◆ **Data lines**
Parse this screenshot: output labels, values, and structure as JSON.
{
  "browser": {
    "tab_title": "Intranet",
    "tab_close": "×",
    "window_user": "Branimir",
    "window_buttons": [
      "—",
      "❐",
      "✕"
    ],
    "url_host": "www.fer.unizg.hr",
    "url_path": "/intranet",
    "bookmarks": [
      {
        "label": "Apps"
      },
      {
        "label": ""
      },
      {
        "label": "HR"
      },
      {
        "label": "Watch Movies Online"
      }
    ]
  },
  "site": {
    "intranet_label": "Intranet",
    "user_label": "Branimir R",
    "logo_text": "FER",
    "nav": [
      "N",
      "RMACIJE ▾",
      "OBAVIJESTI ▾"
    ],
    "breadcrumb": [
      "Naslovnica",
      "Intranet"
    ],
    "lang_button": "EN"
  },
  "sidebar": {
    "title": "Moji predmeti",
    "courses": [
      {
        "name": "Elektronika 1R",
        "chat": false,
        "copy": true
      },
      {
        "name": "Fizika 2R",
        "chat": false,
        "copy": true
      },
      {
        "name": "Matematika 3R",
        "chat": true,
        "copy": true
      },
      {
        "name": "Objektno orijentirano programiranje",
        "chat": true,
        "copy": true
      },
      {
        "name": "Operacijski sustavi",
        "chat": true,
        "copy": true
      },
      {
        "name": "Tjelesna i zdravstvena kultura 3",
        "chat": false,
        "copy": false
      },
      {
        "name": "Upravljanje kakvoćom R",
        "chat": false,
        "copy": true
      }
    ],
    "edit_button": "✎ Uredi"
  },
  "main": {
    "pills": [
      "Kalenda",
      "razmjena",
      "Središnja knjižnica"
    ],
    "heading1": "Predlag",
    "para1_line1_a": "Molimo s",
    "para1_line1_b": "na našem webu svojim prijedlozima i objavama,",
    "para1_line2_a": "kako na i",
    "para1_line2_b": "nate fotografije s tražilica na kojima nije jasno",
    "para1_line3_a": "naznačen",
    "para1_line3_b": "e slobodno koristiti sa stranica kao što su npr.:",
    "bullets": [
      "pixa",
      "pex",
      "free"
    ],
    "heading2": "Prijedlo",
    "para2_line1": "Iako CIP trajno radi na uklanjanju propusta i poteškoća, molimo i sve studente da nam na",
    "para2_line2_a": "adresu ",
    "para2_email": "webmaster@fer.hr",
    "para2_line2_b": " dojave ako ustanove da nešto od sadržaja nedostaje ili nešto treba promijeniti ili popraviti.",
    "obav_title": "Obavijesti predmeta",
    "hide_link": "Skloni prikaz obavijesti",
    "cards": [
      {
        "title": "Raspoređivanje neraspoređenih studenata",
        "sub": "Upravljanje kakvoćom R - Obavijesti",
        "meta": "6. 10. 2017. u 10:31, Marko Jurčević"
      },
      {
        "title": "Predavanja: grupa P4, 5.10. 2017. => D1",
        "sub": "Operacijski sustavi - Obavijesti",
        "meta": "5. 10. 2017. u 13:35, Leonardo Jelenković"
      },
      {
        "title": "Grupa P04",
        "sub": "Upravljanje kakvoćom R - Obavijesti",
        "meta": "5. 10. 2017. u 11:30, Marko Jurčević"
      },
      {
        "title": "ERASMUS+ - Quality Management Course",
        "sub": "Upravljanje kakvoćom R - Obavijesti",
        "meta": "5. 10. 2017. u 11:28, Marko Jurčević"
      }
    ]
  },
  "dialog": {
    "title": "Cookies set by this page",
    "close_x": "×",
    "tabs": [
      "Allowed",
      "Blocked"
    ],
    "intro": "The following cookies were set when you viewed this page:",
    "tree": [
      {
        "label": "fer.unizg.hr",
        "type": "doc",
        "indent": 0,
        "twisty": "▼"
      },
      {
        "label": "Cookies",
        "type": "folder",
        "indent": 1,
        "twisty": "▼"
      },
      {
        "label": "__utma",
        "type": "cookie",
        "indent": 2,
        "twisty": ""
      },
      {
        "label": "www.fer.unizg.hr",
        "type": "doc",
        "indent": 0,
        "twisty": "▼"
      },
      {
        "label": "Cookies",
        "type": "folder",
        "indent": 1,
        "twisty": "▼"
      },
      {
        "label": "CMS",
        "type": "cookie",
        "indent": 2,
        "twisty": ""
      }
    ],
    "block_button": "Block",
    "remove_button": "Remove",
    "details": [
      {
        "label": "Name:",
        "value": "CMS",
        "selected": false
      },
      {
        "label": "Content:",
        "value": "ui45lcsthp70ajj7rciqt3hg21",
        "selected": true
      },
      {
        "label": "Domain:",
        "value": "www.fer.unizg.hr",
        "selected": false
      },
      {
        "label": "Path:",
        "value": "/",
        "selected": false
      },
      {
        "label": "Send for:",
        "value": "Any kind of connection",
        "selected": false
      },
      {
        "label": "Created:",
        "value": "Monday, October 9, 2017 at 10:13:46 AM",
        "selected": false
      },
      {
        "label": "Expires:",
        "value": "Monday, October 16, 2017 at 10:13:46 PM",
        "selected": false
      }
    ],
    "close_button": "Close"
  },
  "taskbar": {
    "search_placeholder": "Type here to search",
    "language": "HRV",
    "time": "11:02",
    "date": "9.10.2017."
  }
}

◆ **Exercise description**
Set down all of the records shown above once more, exactly.

◆ **Solution for this task**
Parse this screenshot: output labels, values, and structure as JSON.
{
  "browser": {
    "tab_title": "Intranet",
    "tab_close": "×",
    "window_user": "Branimir",
    "window_buttons": [
      "—",
      "❐",
      "✕"
    ],
    "url_host": "www.fer.unizg.hr",
    "url_path": "/intranet",
    "bookmarks": [
      {
        "label": "Apps"
      },
      {
        "label": ""
      },
      {
        "label": "HR"
      },
      {
        "label": "Watch Movies Online"
      }
    ]
  },
  "site": {
    "intranet_label": "Intranet",
    "user_label": "Branimir R",
    "logo_text": "FER",
    "nav": [
      "N",
      "RMACIJE ▾",
      "OBAVIJESTI ▾"
    ],
    "breadcrumb": [
      "Naslovnica",
      "Intranet"
    ],
    "lang_button": "EN"
  },
  "sidebar": {
    "title": "Moji predmeti",
    "courses": [
      {
        "name": "Elektronika 1R",
        "chat": false,
        "copy": true
      },
      {
        "name": "Fizika 2R",
        "chat": false,
        "copy": true
      },
      {
        "name": "Matematika 3R",
        "chat": true,
        "copy": true
      },
      {
        "name": "Objektno orijentirano programiranje",
        "chat": true,
        "copy": true
      },
      {
        "name": "Operacijski sustavi",
        "chat": true,
        "copy": true
      },
      {
        "name": "Tjelesna i zdravstvena kultura 3",
        "chat": false,
        "copy": false
      },
      {
        "name": "Upravljanje kakvoćom R",
        "chat": false,
        "copy": true
      }
    ],
    "edit_button": "✎ Uredi"
  },
  "main": {
    "pills": [
      "Kalenda",
      "razmjena",
      "Središnja knjižnica"
    ],
    "heading1": "Predlag",
    "para1_line1_a": "Molimo s",
    "para1_line1_b": "na našem webu svojim prijedlozima i objavama,",
    "para1_line2_a": "kako na i",
    "para1_line2_b": "nate fotografije s tražilica na kojima nije jasno",
    "para1_line3_a": "naznačen",
    "para1_line3_b": "e slobodno koristiti sa stranica kao što su npr.:",
    "bullets": [
      "pixa",
      "pex",
      "free"
    ],
    "heading2": "Prijedlo",
    "para2_line1": "Iako CIP trajno radi na uklanjanju propusta i poteškoća, molimo i sve studente da nam na",
    "para2_line2_a": "adresu ",
    "para2_email": "webmaster@fer.hr",
    "para2_line2_b": " dojave ako ustanove da nešto od sadržaja nedostaje ili nešto treba promijeniti ili popraviti.",
    "obav_title": "Obavijesti predmeta",
    "hide_link": "Skloni prikaz obavijesti",
    "cards": [
      {
        "title": "Raspoređivanje neraspoređenih studenata",
        "sub": "Upravljanje kakvoćom R - Obavijesti",
        "meta": "6. 10. 2017. u 10:31, Marko Jurčević"
      },
      {
        "title": "Predavanja: grupa P4, 5.10. 2017. => D1",
        "sub": "Operacijski sustavi - Obavijesti",
        "meta": "5. 10. 2017. u 13:35, Leonardo Jelenković"
      },
      {
        "title": "Grupa P04",
        "sub": "Upravljanje kakvoćom R - Obavijesti",
        "meta": "5. 10. 2017. u 11:30, Marko Jurčević"
      },
      {
        "title": "ERASMUS+ - Quality Management Course",
        "sub": "Upravljanje kakvoćom R - Obavijesti",
        "meta": "5. 10. 2017. u 11:28, Marko Jurčević"
      }
    ]
  },
  "dialog": {
    "title": "Cookies set by this page",
    "close_x": "×",
    "tabs": [
      "Allowed",
      "Blocked"
    ],
    "intro": "The following cookies were set when you viewed this page:",
    "tree": [
      {
        "label": "fer.unizg.hr",
        "type": "doc",
        "indent": 0,
        "twisty": "▼"
      },
      {
        "label": "Cookies",
        "type": "folder",
        "indent": 1,
        "twisty": "▼"
      },
      {
        "label": "__utma",
        "type": "cookie",
        "indent": 2,
        "twisty": ""
      },
      {
        "label": "www.fer.unizg.hr",
        "type": "doc",
        "indent": 0,
        "twisty": "▼"
      },
      {
        "label": "Cookies",
        "type": "folder",
        "indent": 1,
        "twisty": "▼"
      },
      {
        "label": "CMS",
        "type": "cookie",
        "indent": 2,
        "twisty": ""
      }
    ],
    "block_button": "Block",
    "remove_button": "Remove",
    "details": [
      {
        "label": "Name:",
        "value": "CMS",
        "selected": false
      },
      {
        "label": "Content:",
        "value": "ui45lcsthp70ajj7rciqt3hg21",
        "selected": true
      },
      {
        "label": "Domain:",
        "value": "www.fer.unizg.hr",
        "selected": false
      },
      {
        "label": "Path:",
        "value": "/",
        "selected": false
      },
      {
        "label": "Send for:",
        "value": "Any kind of connection",
        "selected": false
      },
      {
        "label": "Created:",
        "value": "Monday, October 9, 2017 at 10:13:46 AM",
        "selected": false
      },
      {
        "label": "Expires:",
        "value": "Monday, October 16, 2017 at 10:13:46 PM",
        "selected": false
      }
    ],
    "close_button": "Close"
  },
  "taskbar": {
    "search_placeholder": "Type here to search",
    "language": "HRV",
    "time": "11:02",
    "date": "9.10.2017."
  }
}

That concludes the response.